> [WHAT TO DO]: Switch "data-point" to "scatter-point" in the lines that begin at the line containing "- y-tick-label: 14: [106, 586, 128, 612]" and go through the line containing "- x-tick-label: 50: [281, 668, 303, 694]", and write out only those lines with everything else left as is.

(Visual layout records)
⟨

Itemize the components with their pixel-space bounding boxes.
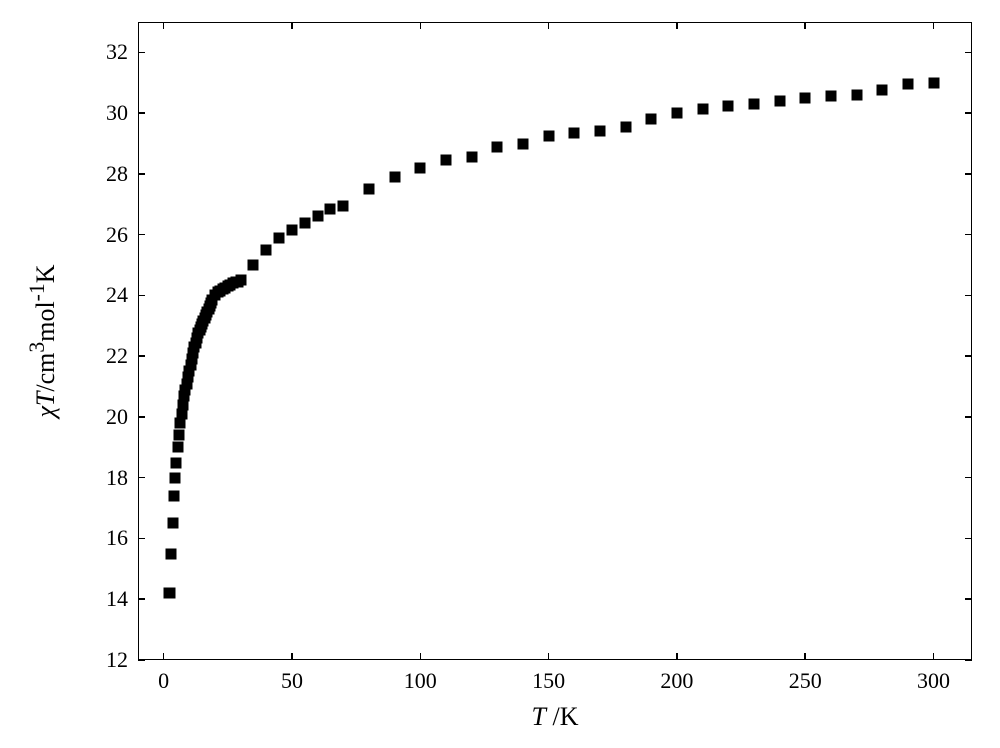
- y-tick-label: 14: [106, 586, 128, 612]
- data-point: [312, 211, 323, 222]
- data-point: [492, 141, 503, 152]
- y-tick: [138, 234, 145, 236]
- data-point: [389, 171, 400, 182]
- data-point: [172, 442, 183, 453]
- x-tick-label: 50: [281, 668, 303, 694]
- y-tick-right: [965, 477, 972, 479]
- data-point: [466, 152, 477, 163]
- y-tick-right: [965, 355, 972, 357]
- y-tick-right: [965, 295, 972, 297]
- data-point: [774, 95, 785, 106]
- plot-area: [138, 22, 972, 660]
- data-point: [363, 184, 374, 195]
- data-point: [274, 232, 285, 243]
- y-tick-label: 32: [106, 39, 128, 65]
- data-point: [800, 92, 811, 103]
- data-point: [825, 91, 836, 102]
- y-tick-label: 30: [106, 100, 128, 126]
- y-tick-label: 12: [106, 647, 128, 673]
- data-point: [671, 108, 682, 119]
- data-point: [167, 518, 178, 529]
- x-tick-top: [548, 22, 550, 29]
- y-tick: [138, 112, 145, 114]
- y-tick-label: 26: [106, 222, 128, 248]
- data-point: [415, 162, 426, 173]
- y-tick: [138, 477, 145, 479]
- x-tick-label: 100: [404, 668, 437, 694]
- data-point: [877, 85, 888, 96]
- data-point: [697, 103, 708, 114]
- data-point: [248, 260, 259, 271]
- chart-container: 12 14 16 18 20 22 24 26 28 30 32 0 50 100 150 200 250 300…: [0, 0, 1000, 748]
- y-axis-label: χT/cm3mol-1K: [25, 264, 61, 417]
- y-tick: [138, 598, 145, 600]
- y-tick-right: [965, 598, 972, 600]
- data-point: [170, 472, 181, 483]
- x-tick: [548, 653, 550, 660]
- y-tick-label: 28: [106, 161, 128, 187]
- x-tick-top: [933, 22, 935, 29]
- data-point: [174, 430, 185, 441]
- y-tick-right: [965, 416, 972, 418]
- y-tick: [138, 355, 145, 357]
- data-point: [165, 588, 176, 599]
- data-point: [286, 225, 297, 236]
- x-tick-label: 150: [532, 668, 565, 694]
- y-tick: [138, 416, 145, 418]
- y-tick-right: [965, 538, 972, 540]
- data-point: [543, 130, 554, 141]
- x-tick: [804, 653, 806, 660]
- data-point: [646, 114, 657, 125]
- x-tick-label: 0: [158, 668, 169, 694]
- data-point: [261, 244, 272, 255]
- data-point: [620, 121, 631, 132]
- x-tick-top: [420, 22, 422, 29]
- data-point: [851, 89, 862, 100]
- data-point: [748, 99, 759, 110]
- y-tick: [138, 659, 145, 661]
- y-tick-right: [965, 112, 972, 114]
- data-point: [168, 490, 179, 501]
- data-point: [235, 275, 246, 286]
- x-tick: [676, 653, 678, 660]
- x-tick-top: [163, 22, 165, 29]
- data-point: [325, 203, 336, 214]
- x-tick-top: [804, 22, 806, 29]
- x-tick-label: 300: [917, 668, 950, 694]
- y-tick-right: [965, 173, 972, 175]
- x-tick: [420, 653, 422, 660]
- data-point: [338, 200, 349, 211]
- y-tick-label: 20: [106, 404, 128, 430]
- x-tick: [163, 653, 165, 660]
- data-point: [928, 77, 939, 88]
- y-tick: [138, 538, 145, 540]
- data-point: [440, 155, 451, 166]
- y-tick-label: 22: [106, 343, 128, 369]
- data-point: [517, 138, 528, 149]
- y-tick: [138, 173, 145, 175]
- y-tick-label: 24: [106, 282, 128, 308]
- y-tick: [138, 295, 145, 297]
- data-point: [902, 79, 913, 90]
- y-tick-right: [965, 234, 972, 236]
- data-point: [569, 127, 580, 138]
- data-point: [299, 217, 310, 228]
- y-tick-label: 16: [106, 525, 128, 551]
- x-tick-top: [676, 22, 678, 29]
- x-tick-label: 200: [660, 668, 693, 694]
- x-tick: [933, 653, 935, 660]
- y-tick-right: [965, 659, 972, 661]
- data-point: [594, 126, 605, 137]
- data-point: [171, 457, 182, 468]
- y-tick: [138, 52, 145, 54]
- data-point: [723, 100, 734, 111]
- x-axis-label: T /K: [532, 702, 579, 732]
- y-tick-right: [965, 52, 972, 54]
- y-tick-label: 18: [106, 465, 128, 491]
- x-tick-label: 250: [789, 668, 822, 694]
- data-point: [166, 548, 177, 559]
- x-tick: [291, 653, 293, 660]
- x-tick-top: [291, 22, 293, 29]
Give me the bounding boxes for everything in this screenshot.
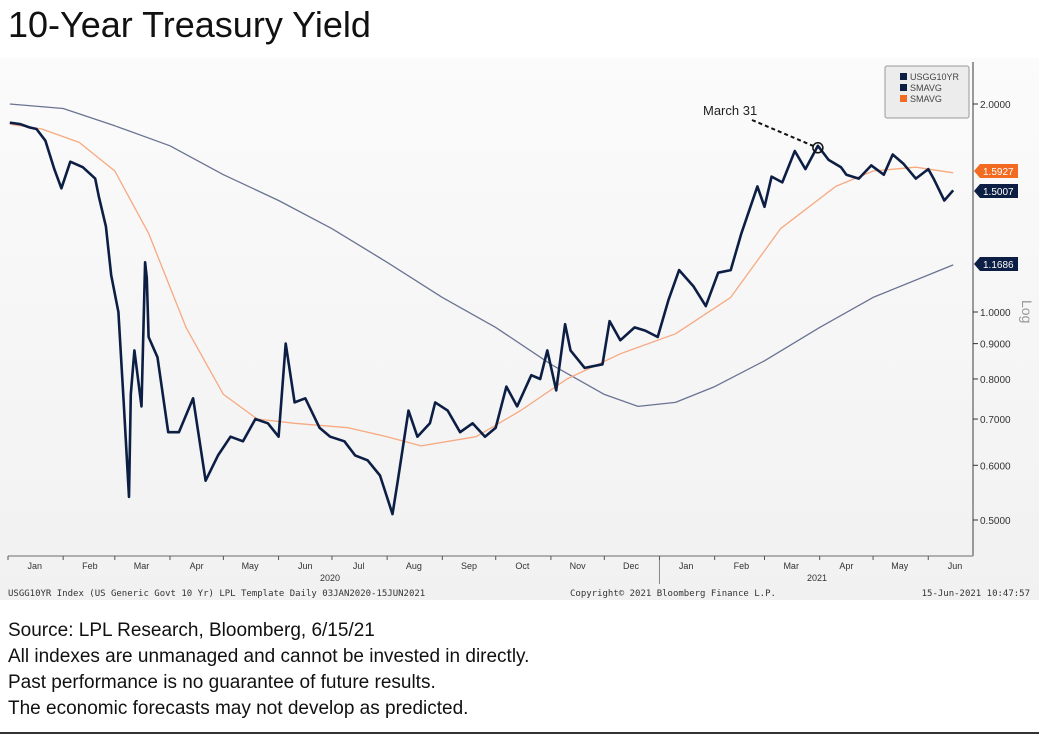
y-tick-label: 0.6000	[980, 461, 1011, 472]
y-axis-label: Log	[1019, 300, 1035, 323]
x-tick-label: May	[242, 561, 260, 571]
x-year-label: 2021	[807, 573, 827, 583]
x-tick-label: Sep	[461, 561, 477, 571]
last-value-label: 1.1686	[983, 260, 1014, 271]
disclaimer-note: The economic forecasts may not develop a…	[8, 698, 469, 719]
x-tick-label: Aug	[406, 561, 422, 571]
legend-swatch	[900, 95, 907, 102]
y-tick-label: 0.5000	[980, 516, 1011, 527]
y-tick-label: 1.0000	[980, 308, 1011, 319]
footer-copyright: Copyright© 2021 Bloomberg Finance L.P.	[570, 589, 776, 599]
disclaimer-note: All indexes are unmanaged and cannot be …	[8, 646, 530, 667]
y-tick-label: 0.8000	[980, 375, 1011, 386]
x-tick-label: Oct	[515, 561, 530, 571]
x-tick-label: Dec	[623, 561, 640, 571]
legend-swatch	[900, 84, 907, 91]
x-tick-label: Feb	[734, 561, 750, 571]
footnotes: Source: LPL Research, Bloomberg, 6/15/21…	[8, 618, 529, 722]
x-tick-label: Nov	[570, 561, 587, 571]
x-tick-label: Jun	[948, 561, 963, 571]
x-year-label: 2020	[320, 573, 340, 583]
y-tick-label: 0.9000	[980, 340, 1011, 351]
divider	[0, 732, 1039, 734]
footer-timestamp: 15-Jun-2021 10:47:57	[922, 589, 1030, 599]
legend-swatch	[900, 73, 907, 80]
footer-index-info: USGG10YR Index (US Generic Govt 10 Yr) L…	[8, 589, 425, 599]
last-value-tag	[974, 164, 1018, 178]
x-tick-label: Jun	[298, 561, 313, 571]
annotation-label: March 31	[703, 103, 757, 118]
chart: 2.0000 1.0000 0.9000 0.8000 0.7000 0.6000 0.50…	[7, 62, 1035, 599]
x-tick-label: Mar	[134, 561, 150, 571]
sma-long-line	[9, 103, 954, 408]
x-tick-label: Jul	[353, 561, 365, 571]
annotation-line	[751, 119, 814, 147]
legend-label: USGG10YR	[910, 72, 960, 82]
last-value-tag	[974, 184, 1018, 198]
x-tick-label: Apr	[839, 561, 853, 571]
chart-panel	[0, 58, 1039, 600]
source-note: Source: LPL Research, Bloomberg, 6/15/21	[8, 620, 375, 641]
annotation-marker	[812, 142, 824, 154]
page-title: 10-Year Treasury Yield	[8, 4, 371, 45]
last-value-tag	[974, 257, 1018, 271]
x-tick-label: Jan	[679, 561, 694, 571]
yield-line	[9, 121, 955, 516]
x-tick-label: Mar	[783, 561, 799, 571]
x-tick-label: Apr	[190, 561, 204, 571]
disclaimer-note: Past performance is no guarantee of futu…	[8, 672, 436, 693]
legend-label: SMAVG	[910, 83, 942, 93]
last-value-label: 1.5927	[983, 167, 1014, 178]
sma-short-line	[9, 123, 954, 447]
legend-label: SMAVG	[910, 94, 942, 104]
x-tick-label: May	[891, 561, 909, 571]
x-tick-label: Feb	[82, 561, 98, 571]
y-tick-label: 2.0000	[980, 100, 1011, 111]
last-value-label: 1.5007	[983, 187, 1014, 198]
y-tick-label: 0.7000	[980, 415, 1011, 426]
x-tick-label: Jan	[27, 561, 42, 571]
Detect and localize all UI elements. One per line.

⟩

> [SOLUTION TO THIS TASK]:
- y-tick-label: 14: [106, 586, 128, 612]
- scatter-point: [312, 211, 323, 222]
- scatter-point: [492, 141, 503, 152]
- y-tick: [138, 234, 145, 236]
- scatter-point: [389, 171, 400, 182]
- scatter-point: [172, 442, 183, 453]
- x-tick-label: 50: [281, 668, 303, 694]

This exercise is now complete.